## START Material for the task

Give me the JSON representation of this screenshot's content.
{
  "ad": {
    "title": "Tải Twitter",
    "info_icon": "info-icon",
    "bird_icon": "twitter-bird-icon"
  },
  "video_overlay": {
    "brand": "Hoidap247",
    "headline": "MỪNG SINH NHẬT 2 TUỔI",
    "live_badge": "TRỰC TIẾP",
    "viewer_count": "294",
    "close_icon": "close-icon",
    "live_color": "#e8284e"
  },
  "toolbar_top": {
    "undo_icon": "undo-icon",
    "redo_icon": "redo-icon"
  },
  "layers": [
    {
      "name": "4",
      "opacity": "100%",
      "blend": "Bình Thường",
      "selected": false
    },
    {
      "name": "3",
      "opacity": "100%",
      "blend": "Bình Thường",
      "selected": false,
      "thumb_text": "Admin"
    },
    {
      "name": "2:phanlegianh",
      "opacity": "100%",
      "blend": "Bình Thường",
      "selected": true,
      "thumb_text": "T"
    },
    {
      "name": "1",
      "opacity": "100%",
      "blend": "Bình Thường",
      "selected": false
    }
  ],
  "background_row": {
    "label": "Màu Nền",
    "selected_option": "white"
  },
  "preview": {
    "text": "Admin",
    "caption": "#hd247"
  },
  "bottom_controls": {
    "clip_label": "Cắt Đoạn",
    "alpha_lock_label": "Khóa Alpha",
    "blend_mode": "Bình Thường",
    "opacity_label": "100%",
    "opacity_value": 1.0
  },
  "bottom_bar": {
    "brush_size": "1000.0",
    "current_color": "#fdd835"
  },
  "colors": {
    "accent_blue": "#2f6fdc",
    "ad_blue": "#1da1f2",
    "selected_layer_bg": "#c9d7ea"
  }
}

## END Material for the task

_Short task_
Only a number is wanted: how many lines of the material above hold "name"?

_Problem solution_
4